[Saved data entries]
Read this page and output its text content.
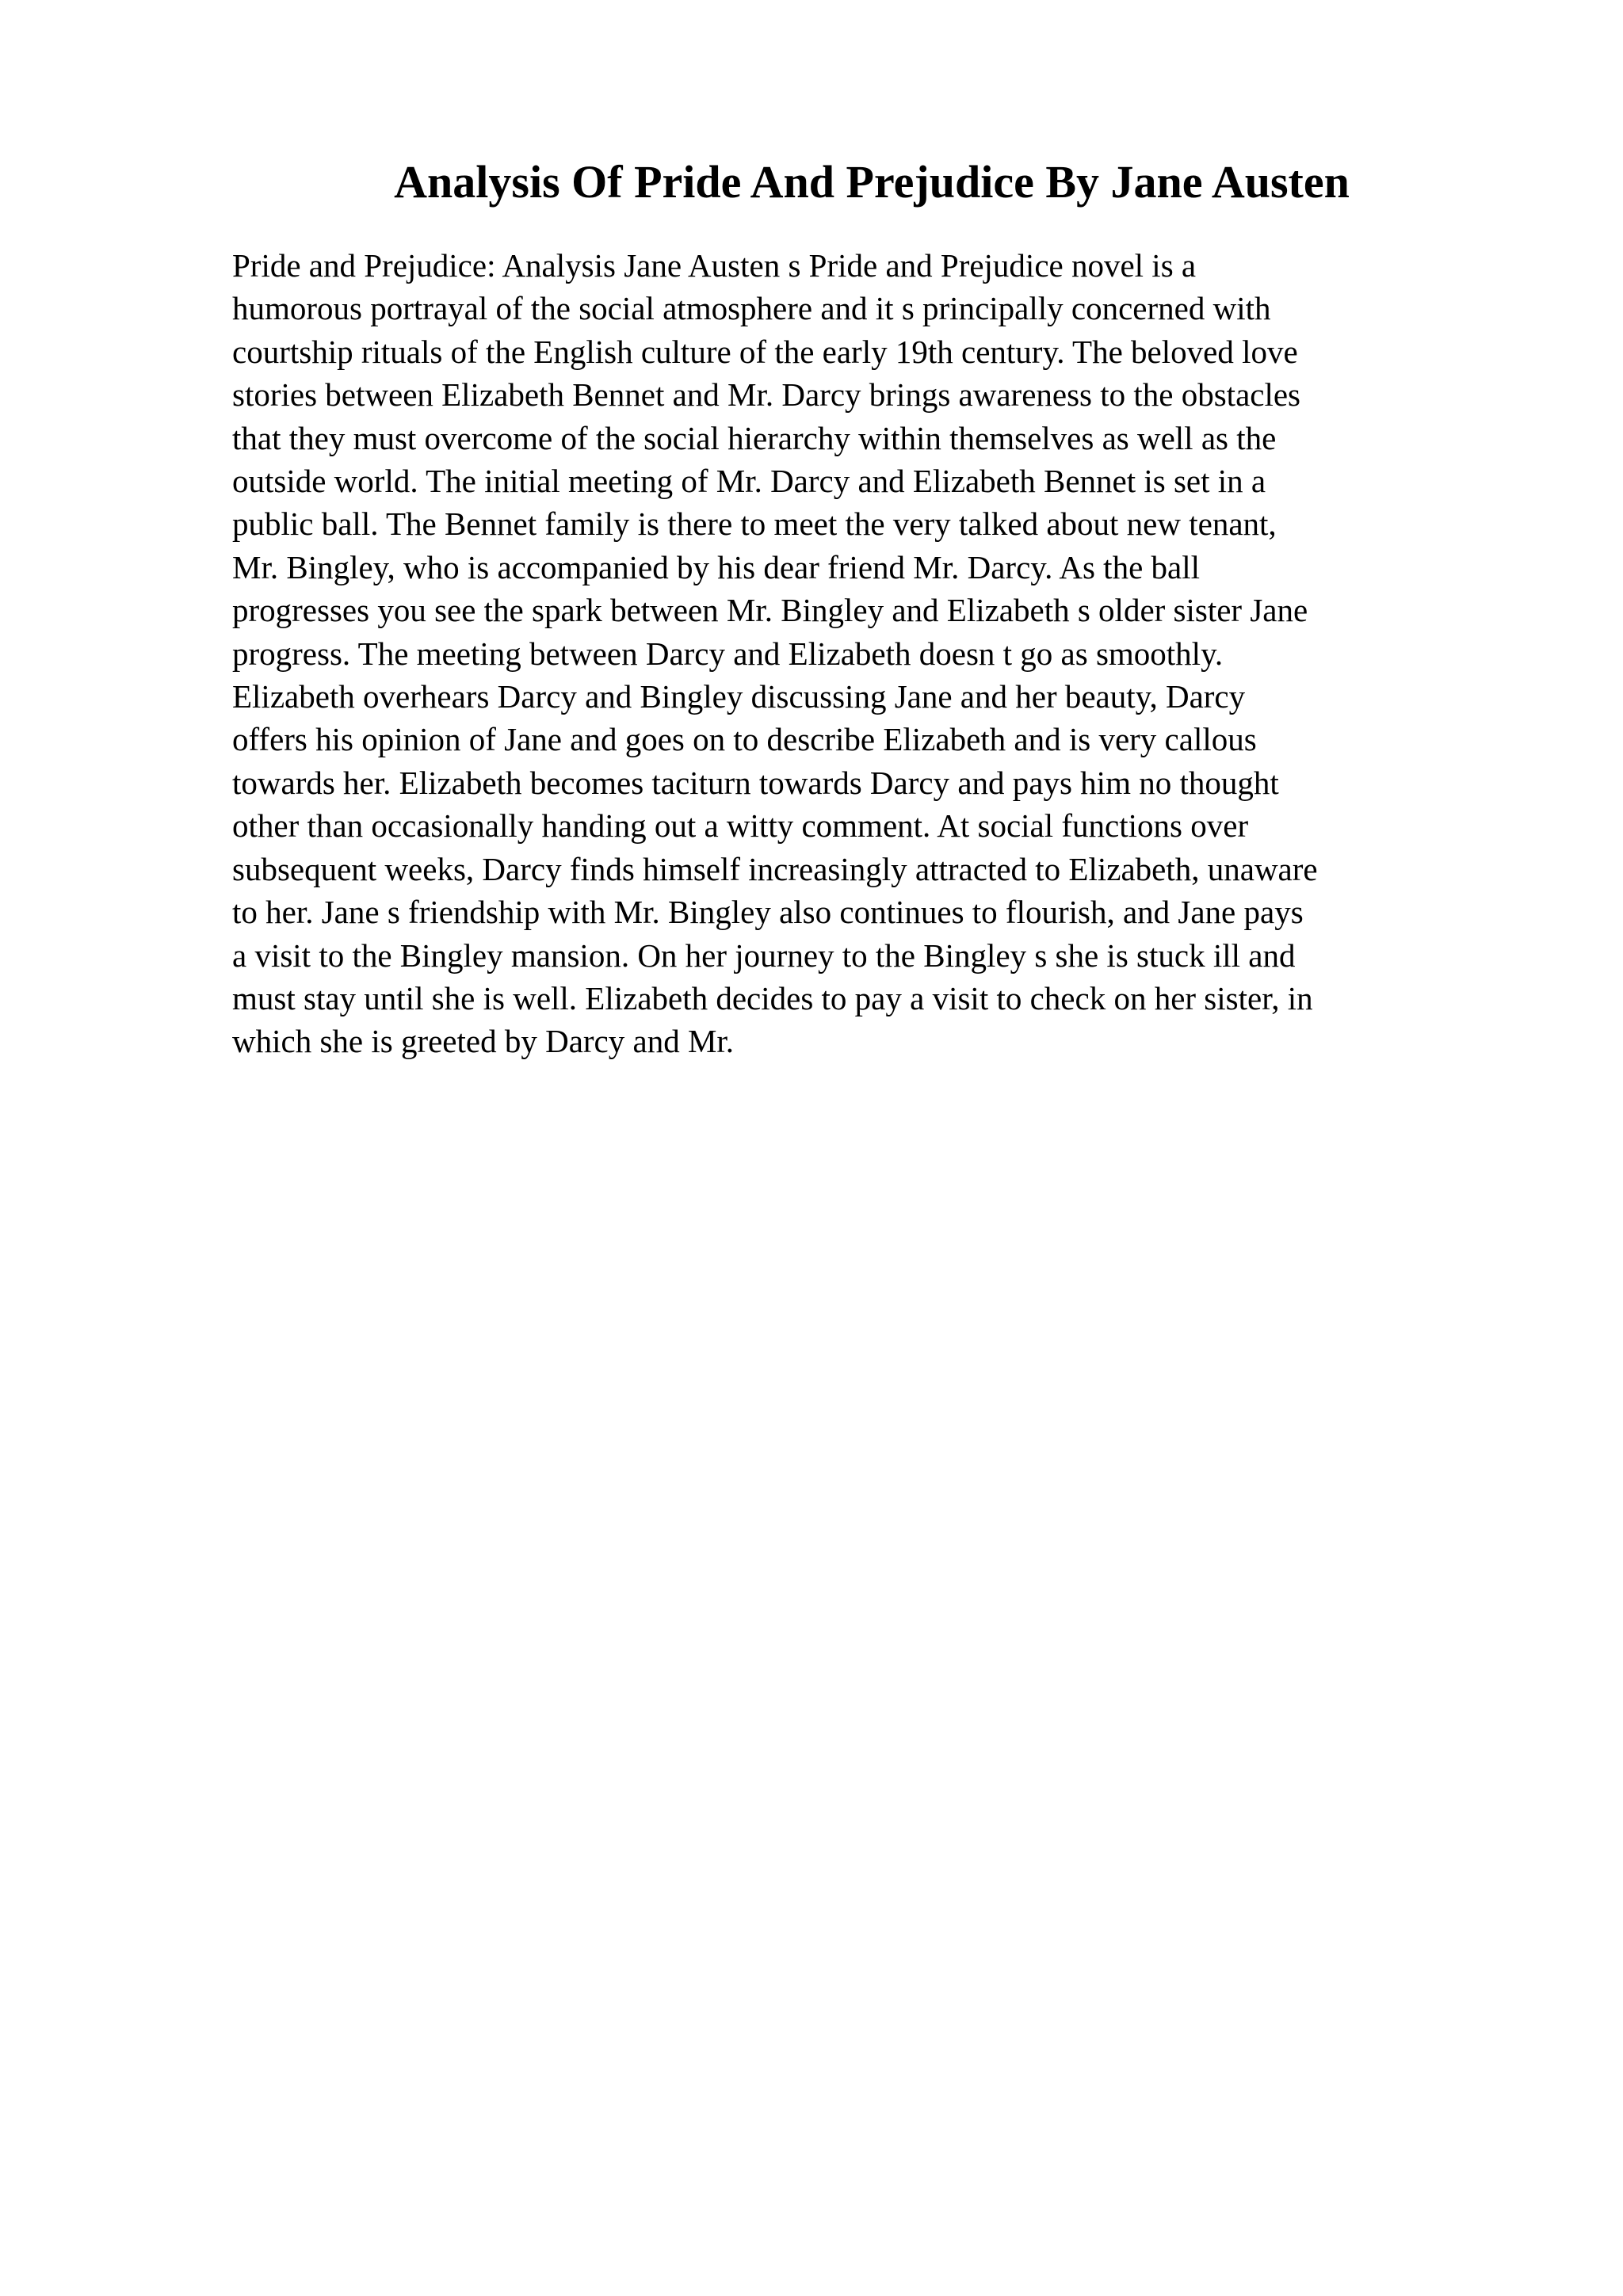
Analysis Of Pride And Prejudice By Jane Austen
Pride and Prejudice: Analysis Jane Austen s Pride and Prejudice novel is a
humorous portrayal of the social atmosphere and it s principally concerned with
courtship rituals of the English culture of the early 19th century. The beloved love
stories between Elizabeth Bennet and Mr. Darcy brings awareness to the obstacles
that they must overcome of the social hierarchy within themselves as well as the
outside world. The initial meeting of Mr. Darcy and Elizabeth Bennet is set in a
public ball. The Bennet family is there to meet the very talked about new tenant,
Mr. Bingley, who is accompanied by his dear friend Mr. Darcy. As the ball
progresses you see the spark between Mr. Bingley and Elizabeth s older sister Jane
progress. The meeting between Darcy and Elizabeth doesn t go as smoothly.
Elizabeth overhears Darcy and Bingley discussing Jane and her beauty, Darcy
offers his opinion of Jane and goes on to describe Elizabeth and is very callous
towards her. Elizabeth becomes taciturn towards Darcy and pays him no thought
other than occasionally handing out a witty comment. At social functions over
subsequent weeks, Darcy finds himself increasingly attracted to Elizabeth, unaware
to her. Jane s friendship with Mr. Bingley also continues to flourish, and Jane pays
a visit to the Bingley mansion. On her journey to the Bingley s she is stuck ill and
must stay until she is well. Elizabeth decides to pay a visit to check on her sister, in
which she is greeted by Darcy and Mr.
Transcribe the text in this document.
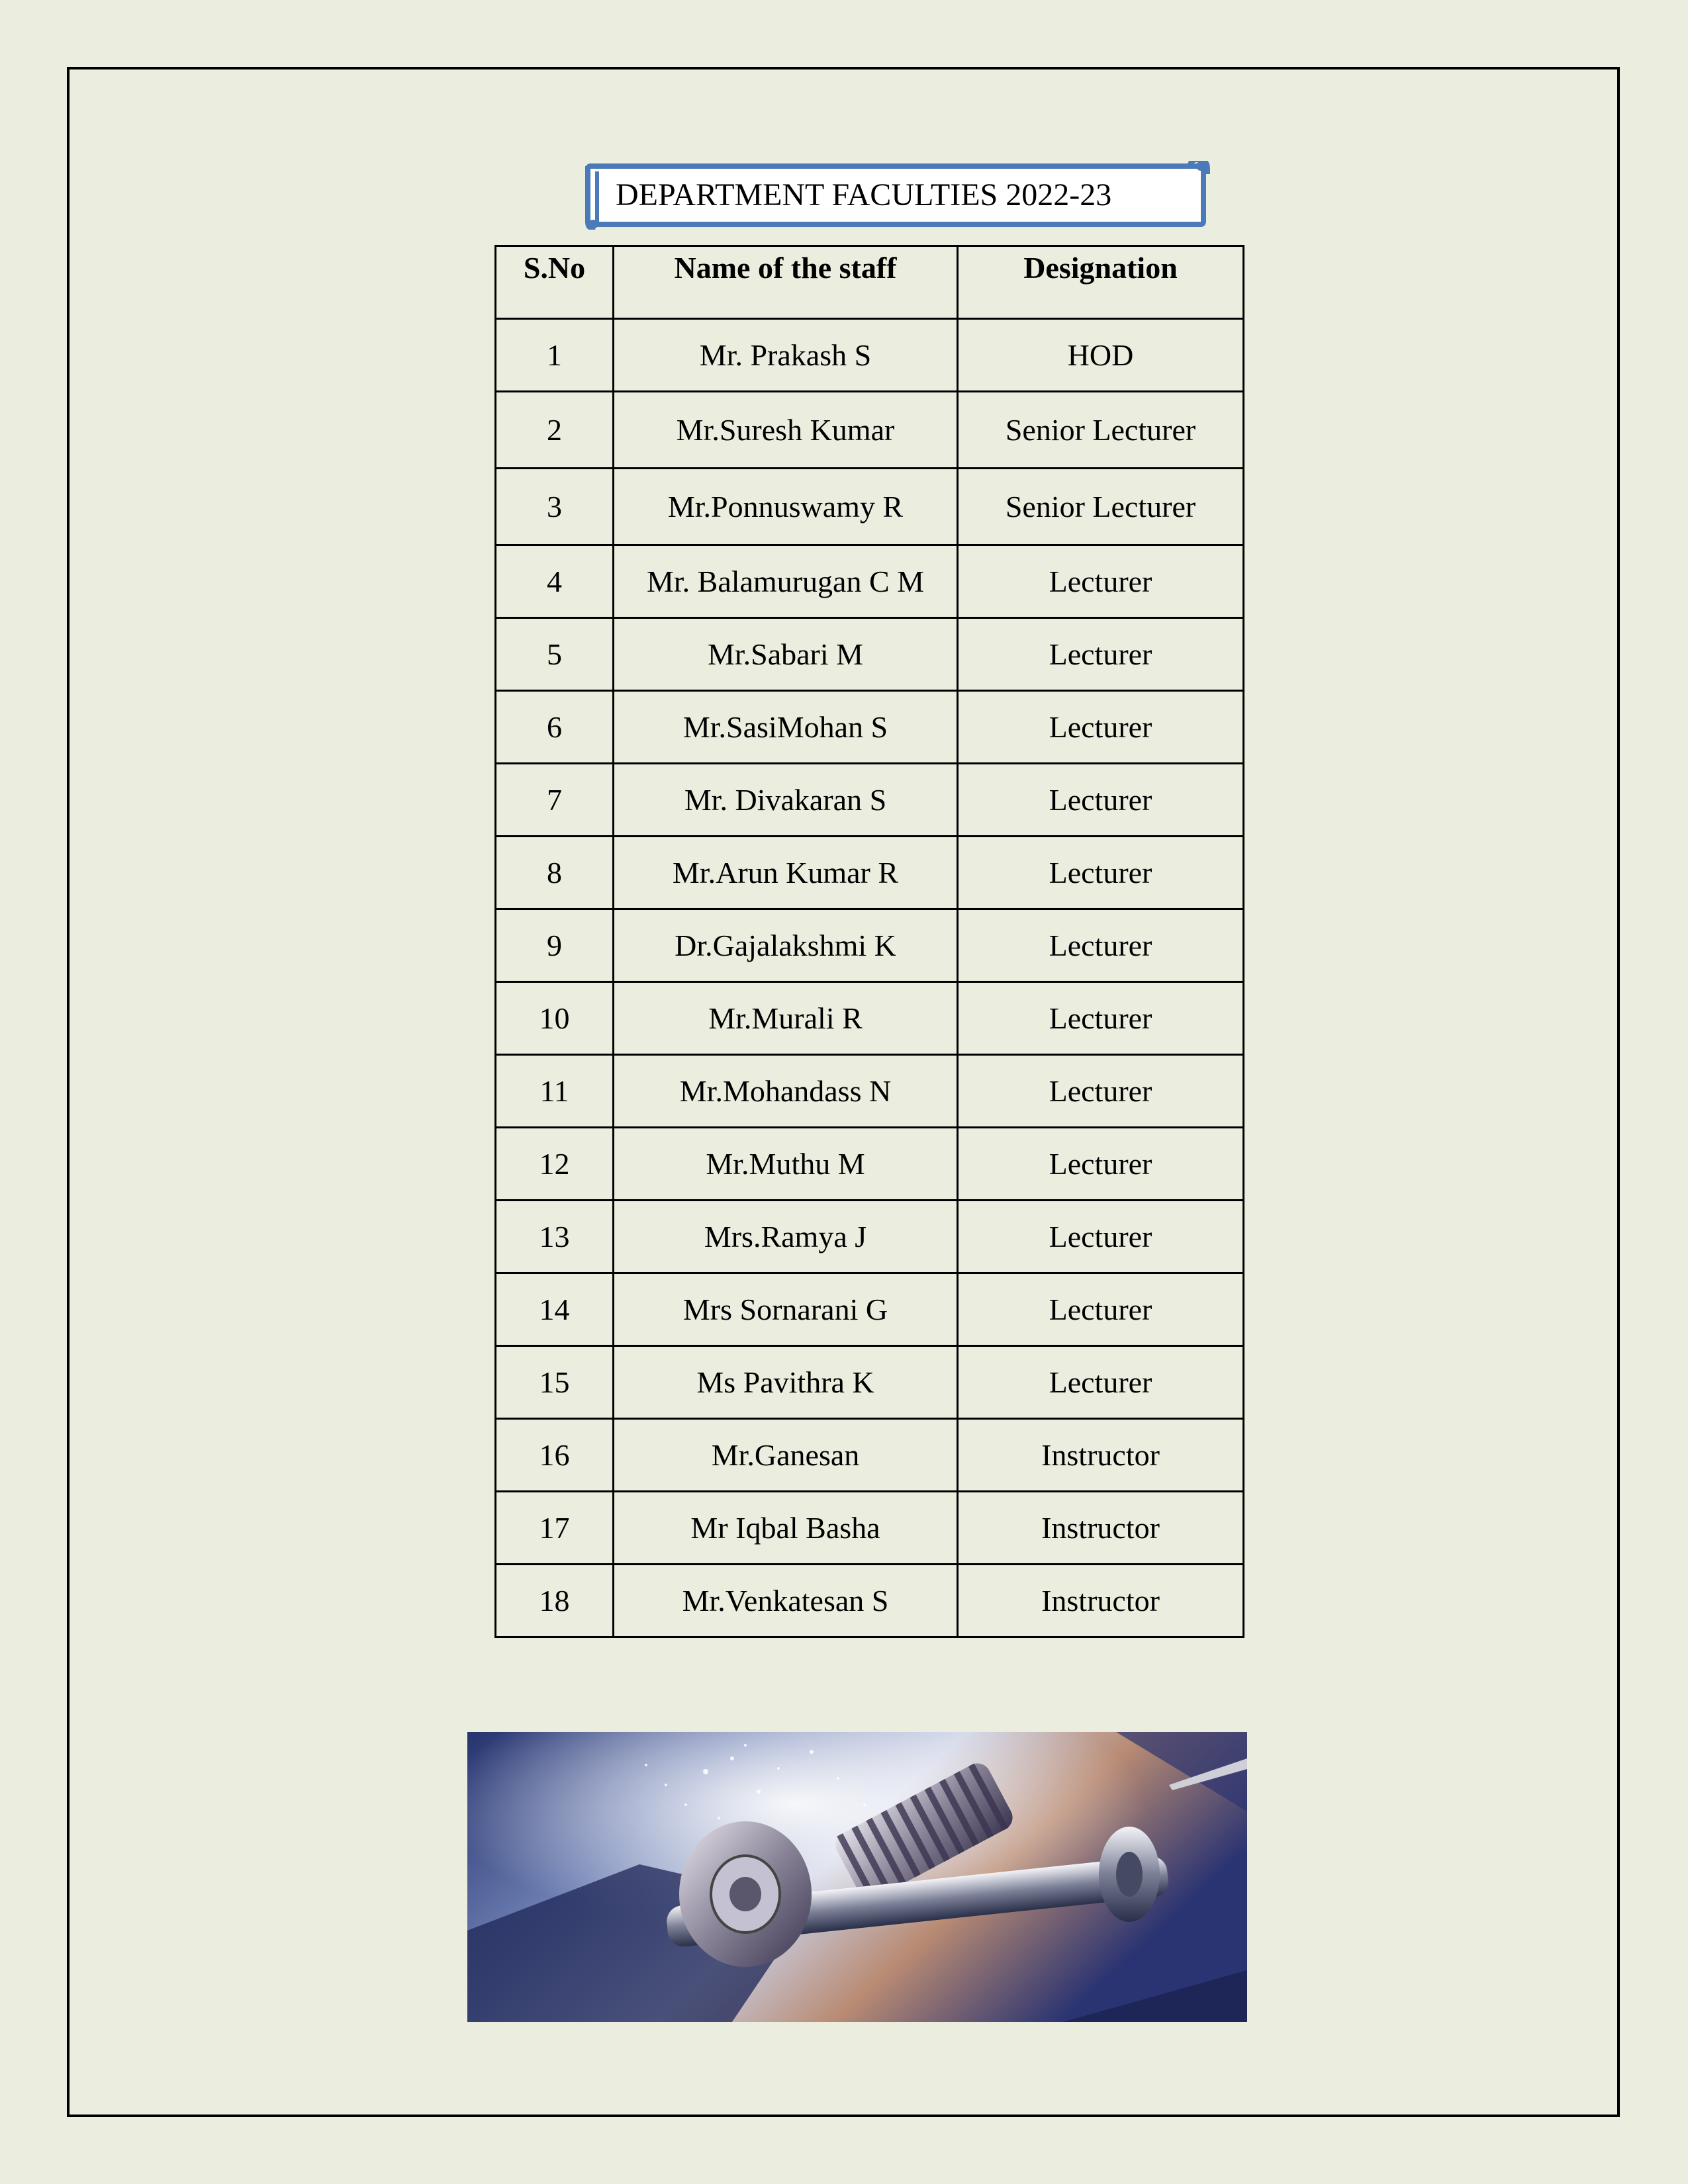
DEPARTMENT FACULTIES 2022-23
S.No	Name of the staff	Designation
1	Mr. Prakash S	HOD
2	Mr.Suresh Kumar	Senior Lecturer
3	Mr.Ponnuswamy R	Senior Lecturer
4	Mr. Balamurugan C M	Lecturer
5	Mr.Sabari M	Lecturer
6	Mr.SasiMohan S	Lecturer
7	Mr. Divakaran S	Lecturer
8	Mr.Arun Kumar R	Lecturer
9	Dr.Gajalakshmi K	Lecturer
10	Mr.Murali R	Lecturer
11	Mr.Mohandass N	Lecturer
12	Mr.Muthu M	Lecturer
13	Mrs.Ramya J	Lecturer
14	Mrs Sornarani G	Lecturer
15	Ms Pavithra K	Lecturer
16	Mr.Ganesan	Instructor
17	Mr Iqbal Basha	Instructor
18	Mr.Venkatesan S	Instructor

_Problem to solve:_
Every entry must be transcribed exactly. Pictures do not belong in the copy.

_Result of this task:_
Read this page and output its text content.
Analysis Of Pride And Prejudice By Jane Austen
Pride and Prejudice: Analysis Jane Austen s Pride and Prejudice novel is a
humorous portrayal of the social atmosphere and it s principally concerned with
courtship rituals of the English culture of the early 19th century. The beloved love
stories between Elizabeth Bennet and Mr. Darcy brings awareness to the obstacles
that they must overcome of the social hierarchy within themselves as well as the
outside world. The initial meeting of Mr. Darcy and Elizabeth Bennet is set in a
public ball. The Bennet family is there to meet the very talked about new tenant,
Mr. Bingley, who is accompanied by his dear friend Mr. Darcy. As the ball
progresses you see the spark between Mr. Bingley and Elizabeth s older sister Jane
progress. The meeting between Darcy and Elizabeth doesn t go as smoothly.
Elizabeth overhears Darcy and Bingley discussing Jane and her beauty, Darcy
offers his opinion of Jane and goes on to describe Elizabeth and is very callous
towards her. Elizabeth becomes taciturn towards Darcy and pays him no thought
other than occasionally handing out a witty comment. At social functions over
subsequent weeks, Darcy finds himself increasingly attracted to Elizabeth, unaware
to her. Jane s friendship with Mr. Bingley also continues to flourish, and Jane pays
a visit to the Bingley mansion. On her journey to the Bingley s she is stuck ill and
must stay until she is well. Elizabeth decides to pay a visit to check on her sister, in
which she is greeted by Darcy and Mr.
Transcribe the text in this document.
DEPARTMENT FACULTIES 2022-23
S.No	Name of the staff	Designation
1	Mr. Prakash S	HOD
2	Mr.Suresh Kumar	Senior Lecturer
3	Mr.Ponnuswamy R	Senior Lecturer
4	Mr. Balamurugan C M	Lecturer
5	Mr.Sabari M	Lecturer
6	Mr.SasiMohan S	Lecturer
7	Mr. Divakaran S	Lecturer
8	Mr.Arun Kumar R	Lecturer
9	Dr.Gajalakshmi K	Lecturer
10	Mr.Murali R	Lecturer
11	Mr.Mohandass N	Lecturer
12	Mr.Muthu M	Lecturer
13	Mrs.Ramya J	Lecturer
14	Mrs Sornarani G	Lecturer
15	Ms Pavithra K	Lecturer
16	Mr.Ganesan	Instructor
17	Mr Iqbal Basha	Instructor
18	Mr.Venkatesan S	Instructor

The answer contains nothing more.